▶ [Task set]
a. Give the entries below as a numbered list without blank lines, covering only the part that begins at the start of the entries and ends with the line containing "x-tick-label: 0: [76, 404, 84, 418]".
b. Carry the mailing-list message about XDP_DROP performance testing further, starting right after its last sentence.
---------- Provided text ----------
On 26/08/2025 01.00, Jacob Keller wrote:
XDP_DROP performance has been tested for this version, thanks to work from
Michal Kubiak. The results are quite promising, with 3 versions being
compared:
* baseline net-next tree
* v1 applied
* v2 applied
Michal said:
I run the XDP_DROP performance comparison tests on my setup in the way I
usually do. I didn't have the pktgen configured on my link partner, but I
used 6 instances of the xdpsock running in Tx-only mode to generate
high-bandwith traffic. Also, I tried to replicate the conditions according
to Jesper's description, making sure that all the traffic is directed to a
single Rx queue and one CPU is 100% loaded.
Thank you for replicating the test setup. Using xdpsock as a traffic
generator is fine, as long as we make sure that the generator TX speeds
exceeds the Device Under Test RX XDP_DROP speed. It is also important
for the test that packets hits a single RX queue and we verify one CPU
is 100% load, as you describe.
As a reminder the pktgen kernel module comes with ready-to-use sample
shell-scripts[1].
[1] https://elixir.bootlin.com/linux/v6.16.3/source/samples/pktgen
The performance hit from v1 is replicated, and shown to be gone in v2, with
our results showing even an increase compared to baseline instead of a
drop. I've included the relative packet per second deltas compared against
a baseline test with neither v1 or v2.
Thanks for also replicating the performance hit from v1 as I did in [2].
To Michal: What CPU did you use?
- I used CPU: AMD EPYC 9684X (with SRSO=IBPB)
One of the reasons that I saw a larger percentage drop is that this CPU
doesn't have DDIO/DCA, which deliver the packet to L3 cache (and a L2
cache-miss will obviously take less time than a full main memory cache-
miss). (Details: Newer AMD CPUs will get something called PCIe TLP
Processing Hints (TPH), which resembles DDIO).
---------- Exercise material ----------
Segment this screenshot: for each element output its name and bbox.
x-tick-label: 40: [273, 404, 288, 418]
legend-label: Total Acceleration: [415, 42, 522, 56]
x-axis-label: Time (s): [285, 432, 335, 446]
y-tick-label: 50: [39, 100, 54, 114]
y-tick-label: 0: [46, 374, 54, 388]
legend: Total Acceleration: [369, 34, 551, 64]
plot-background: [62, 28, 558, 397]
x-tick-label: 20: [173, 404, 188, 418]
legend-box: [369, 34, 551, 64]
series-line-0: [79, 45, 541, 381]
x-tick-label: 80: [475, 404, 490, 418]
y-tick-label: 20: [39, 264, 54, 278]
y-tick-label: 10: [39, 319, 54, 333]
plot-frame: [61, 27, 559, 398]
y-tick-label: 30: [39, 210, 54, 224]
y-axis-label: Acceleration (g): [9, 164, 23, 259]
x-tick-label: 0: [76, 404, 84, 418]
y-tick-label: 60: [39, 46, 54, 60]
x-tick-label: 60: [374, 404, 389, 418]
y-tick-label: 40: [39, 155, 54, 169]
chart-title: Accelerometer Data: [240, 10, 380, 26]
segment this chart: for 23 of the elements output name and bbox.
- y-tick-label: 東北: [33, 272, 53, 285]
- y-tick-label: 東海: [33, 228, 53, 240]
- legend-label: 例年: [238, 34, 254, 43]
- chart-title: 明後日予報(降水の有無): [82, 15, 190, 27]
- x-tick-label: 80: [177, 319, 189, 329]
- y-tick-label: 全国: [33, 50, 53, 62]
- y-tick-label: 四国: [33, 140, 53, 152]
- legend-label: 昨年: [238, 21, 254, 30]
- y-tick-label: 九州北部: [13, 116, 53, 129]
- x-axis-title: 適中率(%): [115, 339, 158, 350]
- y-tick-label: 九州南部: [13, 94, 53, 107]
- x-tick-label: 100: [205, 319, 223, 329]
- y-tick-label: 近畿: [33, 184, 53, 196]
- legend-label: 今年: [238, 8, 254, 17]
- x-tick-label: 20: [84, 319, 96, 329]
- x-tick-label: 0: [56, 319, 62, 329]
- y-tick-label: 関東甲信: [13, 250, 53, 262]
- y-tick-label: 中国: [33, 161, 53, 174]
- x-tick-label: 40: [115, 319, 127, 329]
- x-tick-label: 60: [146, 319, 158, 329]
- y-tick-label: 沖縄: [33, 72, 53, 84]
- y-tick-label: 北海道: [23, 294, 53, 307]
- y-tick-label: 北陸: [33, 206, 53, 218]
----------
▶ [Exercise results]
a.
1. Segment this screenshot: for each element output its name and bbox.
2. x-tick-label: 40: [273, 404, 288, 418]
3. legend-label: Total Acceleration: [415, 42, 522, 56]
4. x-axis-label: Time (s): [285, 432, 335, 446]
5. y-tick-label: 50: [39, 100, 54, 114]
6. y-tick-label: 0: [46, 374, 54, 388]
7. legend: Total Acceleration: [369, 34, 551, 64]
8. plot-background: [62, 28, 558, 397]
9. x-tick-label: 20: [173, 404, 188, 418]
10. legend-box: [369, 34, 551, 64]
11. series-line-0: [79, 45, 541, 381]
12. x-tick-label: 80: [475, 404, 490, 418]
13. y-tick-label: 20: [39, 264, 54, 278]
14. y-tick-label: 10: [39, 319, 54, 333]
15. plot-frame: [61, 27, 559, 398]
16. y-tick-label: 30: [39, 210, 54, 224]
17. y-axis-label: Acceleration (g): [9, 164, 23, 259]
18. x-tick-label: 0: [76, 404, 84, 418]

b.
Point is that I see some opportunities in driver to move some of the
prefetches earlier. But we want to make sure it benefits both CPU types,
and I can test on the AMD platform. (This CPU is a large part of our
fleet so it makes sense for us to optimize this).
baseline to v1, no-touch:
-8,387,677 packets per second (17%) decrease.
baseline to v2, no-touch:
+4,057,000 packets per second (8%) increase!
baseline to v1, read data:
-411,709 packets per second (1%) decrease.
baseline to v2, read data:
+4,331,857 packets per second (11%) increase!
Thanks for providing these numbers.
I would also like to know the throughput PPS packet numbers before and
after, as this allows me to calculate the nanosec difference. Using
percentages are usually useful, but it can be misleading when dealing
with XDP_DROP speeds, because a small nanosec change will get
"magnified" too much.
---
Changes in v2:
- Only access shared info for fragmented frames
- Link to v1:
https://lore.kernel.org/netdev/[email protected]/
[2]
https://lore.kernel.org/netdev/[email protected]/
---
drivers/net/ethernet/intel/ice/ice_txrx.h | 1 -
drivers/net/ethernet/intel/ice/ice_txrx.c | 80 +++++++++++++------------------
2 files changed, 34 insertions(+), 47 deletions(-)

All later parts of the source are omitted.